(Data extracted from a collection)
━━━━━━━━━━━━━━━━

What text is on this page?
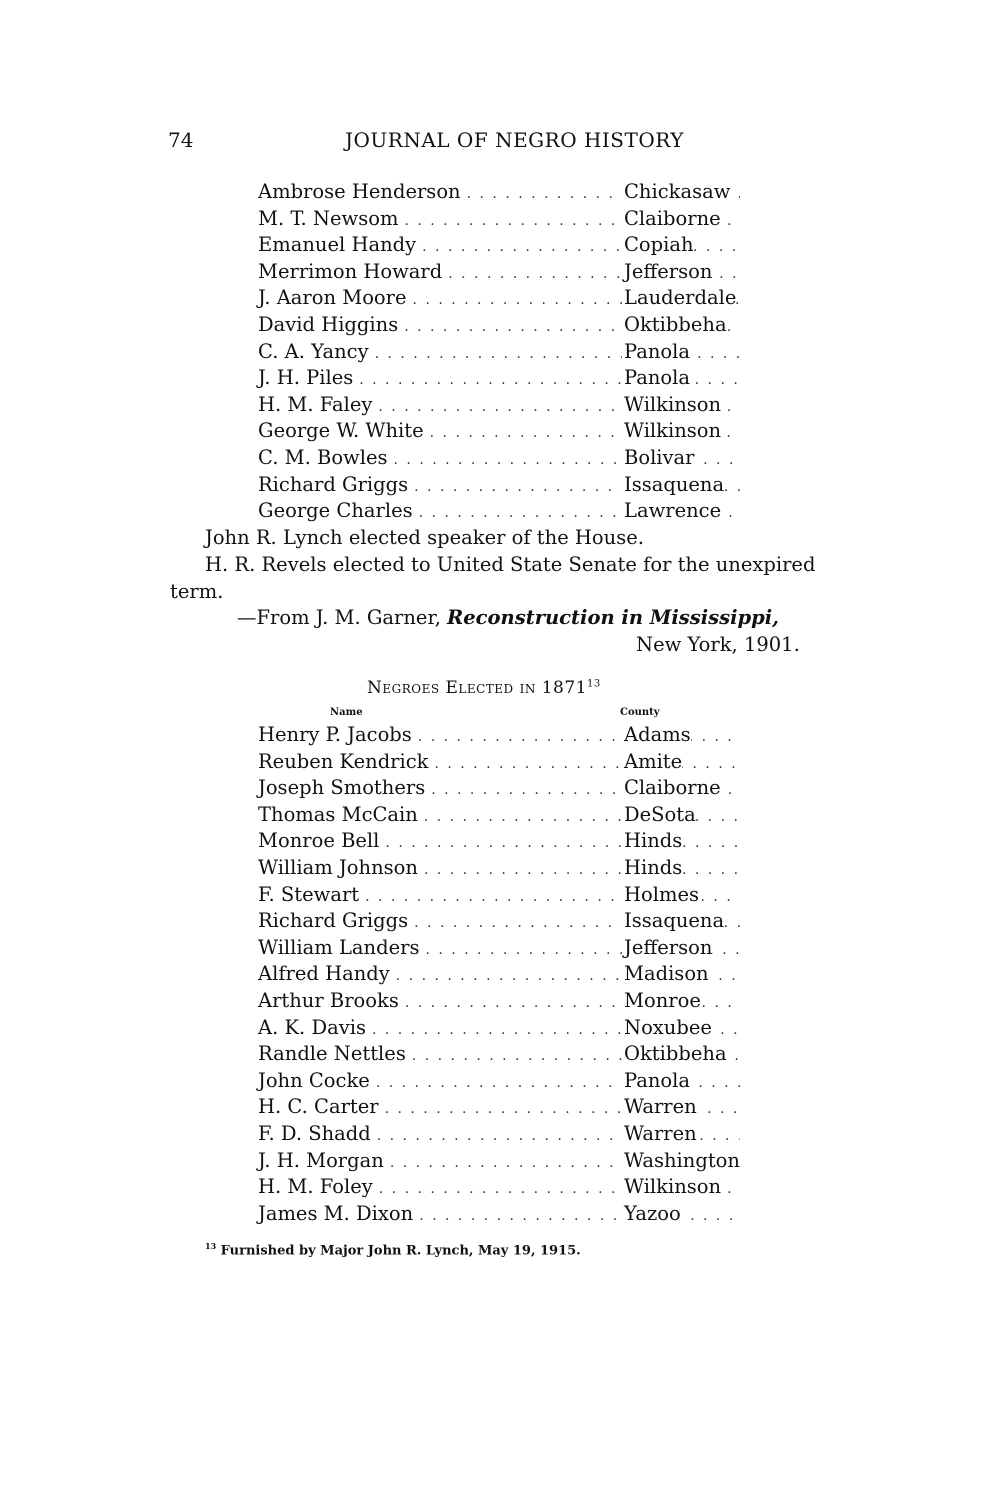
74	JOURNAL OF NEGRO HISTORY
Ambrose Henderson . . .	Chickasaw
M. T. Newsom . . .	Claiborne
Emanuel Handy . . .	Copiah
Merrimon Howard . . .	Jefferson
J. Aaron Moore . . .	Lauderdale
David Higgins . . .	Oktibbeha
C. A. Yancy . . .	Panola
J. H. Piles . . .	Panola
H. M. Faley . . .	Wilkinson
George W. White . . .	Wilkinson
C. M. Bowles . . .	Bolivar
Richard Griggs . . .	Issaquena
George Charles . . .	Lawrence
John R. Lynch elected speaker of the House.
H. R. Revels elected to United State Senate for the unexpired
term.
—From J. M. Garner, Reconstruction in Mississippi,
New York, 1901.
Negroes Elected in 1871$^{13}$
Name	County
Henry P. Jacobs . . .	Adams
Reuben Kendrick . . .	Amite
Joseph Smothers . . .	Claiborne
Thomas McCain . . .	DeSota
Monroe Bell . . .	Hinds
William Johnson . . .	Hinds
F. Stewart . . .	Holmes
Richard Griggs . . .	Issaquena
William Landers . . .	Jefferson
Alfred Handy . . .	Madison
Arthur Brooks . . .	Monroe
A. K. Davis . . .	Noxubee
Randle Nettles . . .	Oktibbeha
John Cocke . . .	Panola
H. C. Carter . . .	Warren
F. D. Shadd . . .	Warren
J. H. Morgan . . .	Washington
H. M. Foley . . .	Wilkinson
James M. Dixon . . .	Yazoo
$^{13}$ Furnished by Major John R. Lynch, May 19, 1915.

━━━━━━━━━━━━━━━━

** Your instructions **
Repeat all the data as it stands, dropping any images it holds.

** Exercise result **
What text is on this page?
74	JOURNAL OF NEGRO HISTORY
Ambrose Henderson . . .	Chickasaw
M. T. Newsom . . .	Claiborne
Emanuel Handy . . .	Copiah
Merrimon Howard . . .	Jefferson
J. Aaron Moore . . .	Lauderdale
David Higgins . . .	Oktibbeha
C. A. Yancy . . .	Panola
J. H. Piles . . .	Panola
H. M. Faley . . .	Wilkinson
George W. White . . .	Wilkinson
C. M. Bowles . . .	Bolivar
Richard Griggs . . .	Issaquena
George Charles . . .	Lawrence
John R. Lynch elected speaker of the House.
H. R. Revels elected to United State Senate for the unexpired
term.
—From J. M. Garner, Reconstruction in Mississippi,
New York, 1901.
Negroes Elected in 1871$^{13}$
Name	County
Henry P. Jacobs . . .	Adams
Reuben Kendrick . . .	Amite
Joseph Smothers . . .	Claiborne
Thomas McCain . . .	DeSota
Monroe Bell . . .	Hinds
William Johnson . . .	Hinds
F. Stewart . . .	Holmes
Richard Griggs . . .	Issaquena
William Landers . . .	Jefferson
Alfred Handy . . .	Madison
Arthur Brooks . . .	Monroe
A. K. Davis . . .	Noxubee
Randle Nettles . . .	Oktibbeha
John Cocke . . .	Panola
H. C. Carter . . .	Warren
F. D. Shadd . . .	Warren
J. H. Morgan . . .	Washington
H. M. Foley . . .	Wilkinson
James M. Dixon . . .	Yazoo
$^{13}$ Furnished by Major John R. Lynch, May 19, 1915.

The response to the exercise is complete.